::: Data shown
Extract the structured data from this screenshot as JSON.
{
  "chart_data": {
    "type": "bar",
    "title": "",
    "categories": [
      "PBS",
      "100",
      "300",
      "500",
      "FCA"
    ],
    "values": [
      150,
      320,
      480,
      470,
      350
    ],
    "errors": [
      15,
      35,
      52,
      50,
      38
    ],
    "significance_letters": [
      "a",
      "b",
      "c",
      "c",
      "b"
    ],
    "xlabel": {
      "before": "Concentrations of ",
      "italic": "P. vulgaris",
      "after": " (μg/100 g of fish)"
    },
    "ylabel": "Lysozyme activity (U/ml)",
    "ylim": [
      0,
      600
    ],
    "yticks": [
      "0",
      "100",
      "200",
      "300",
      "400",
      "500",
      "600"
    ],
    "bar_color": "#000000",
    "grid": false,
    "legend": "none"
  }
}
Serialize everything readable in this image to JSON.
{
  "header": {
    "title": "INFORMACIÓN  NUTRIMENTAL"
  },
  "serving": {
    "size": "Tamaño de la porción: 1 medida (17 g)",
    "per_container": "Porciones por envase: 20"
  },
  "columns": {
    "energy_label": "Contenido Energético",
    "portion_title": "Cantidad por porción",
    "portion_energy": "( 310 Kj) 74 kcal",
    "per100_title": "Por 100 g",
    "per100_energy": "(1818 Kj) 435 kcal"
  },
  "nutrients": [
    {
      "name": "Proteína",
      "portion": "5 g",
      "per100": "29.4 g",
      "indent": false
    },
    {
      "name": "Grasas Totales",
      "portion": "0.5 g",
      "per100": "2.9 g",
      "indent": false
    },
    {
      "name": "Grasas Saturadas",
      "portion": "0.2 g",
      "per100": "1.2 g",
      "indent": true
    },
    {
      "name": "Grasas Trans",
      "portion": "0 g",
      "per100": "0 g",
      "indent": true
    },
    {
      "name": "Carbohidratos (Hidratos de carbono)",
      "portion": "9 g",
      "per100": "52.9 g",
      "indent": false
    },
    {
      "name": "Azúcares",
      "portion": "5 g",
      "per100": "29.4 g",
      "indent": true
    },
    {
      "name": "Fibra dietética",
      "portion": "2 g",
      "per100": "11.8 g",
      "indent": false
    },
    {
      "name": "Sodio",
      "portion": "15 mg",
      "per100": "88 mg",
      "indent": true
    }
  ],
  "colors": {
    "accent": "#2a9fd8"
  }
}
::::::
Given request –
From the records above, extract each line exactly as shown.

Solution for this problem –
Extract the structured data from this screenshot as JSON.
{
  "chart_data": {
    "type": "bar",
    "title": "",
    "categories": [
      "PBS",
      "100",
      "300",
      "500",
      "FCA"
    ],
    "values": [
      150,
      320,
      480,
      470,
      350
    ],
    "errors": [
      15,
      35,
      52,
      50,
      38
    ],
    "significance_letters": [
      "a",
      "b",
      "c",
      "c",
      "b"
    ],
    "xlabel": {
      "before": "Concentrations of ",
      "italic": "P. vulgaris",
      "after": " (μg/100 g of fish)"
    },
    "ylabel": "Lysozyme activity (U/ml)",
    "ylim": [
      0,
      600
    ],
    "yticks": [
      "0",
      "100",
      "200",
      "300",
      "400",
      "500",
      "600"
    ],
    "bar_color": "#000000",
    "grid": false,
    "legend": "none"
  }
}
Serialize everything readable in this image to JSON.
{
  "header": {
    "title": "INFORMACIÓN  NUTRIMENTAL"
  },
  "serving": {
    "size": "Tamaño de la porción: 1 medida (17 g)",
    "per_container": "Porciones por envase: 20"
  },
  "columns": {
    "energy_label": "Contenido Energético",
    "portion_title": "Cantidad por porción",
    "portion_energy": "( 310 Kj) 74 kcal",
    "per100_title": "Por 100 g",
    "per100_energy": "(1818 Kj) 435 kcal"
  },
  "nutrients": [
    {
      "name": "Proteína",
      "portion": "5 g",
      "per100": "29.4 g",
      "indent": false
    },
    {
      "name": "Grasas Totales",
      "portion": "0.5 g",
      "per100": "2.9 g",
      "indent": false
    },
    {
      "name": "Grasas Saturadas",
      "portion": "0.2 g",
      "per100": "1.2 g",
      "indent": true
    },
    {
      "name": "Grasas Trans",
      "portion": "0 g",
      "per100": "0 g",
      "indent": true
    },
    {
      "name": "Carbohidratos (Hidratos de carbono)",
      "portion": "9 g",
      "per100": "52.9 g",
      "indent": false
    },
    {
      "name": "Azúcares",
      "portion": "5 g",
      "per100": "29.4 g",
      "indent": true
    },
    {
      "name": "Fibra dietética",
      "portion": "2 g",
      "per100": "11.8 g",
      "indent": false
    },
    {
      "name": "Sodio",
      "portion": "15 mg",
      "per100": "88 mg",
      "indent": true
    }
  ],
  "colors": {
    "accent": "#2a9fd8"
  }
}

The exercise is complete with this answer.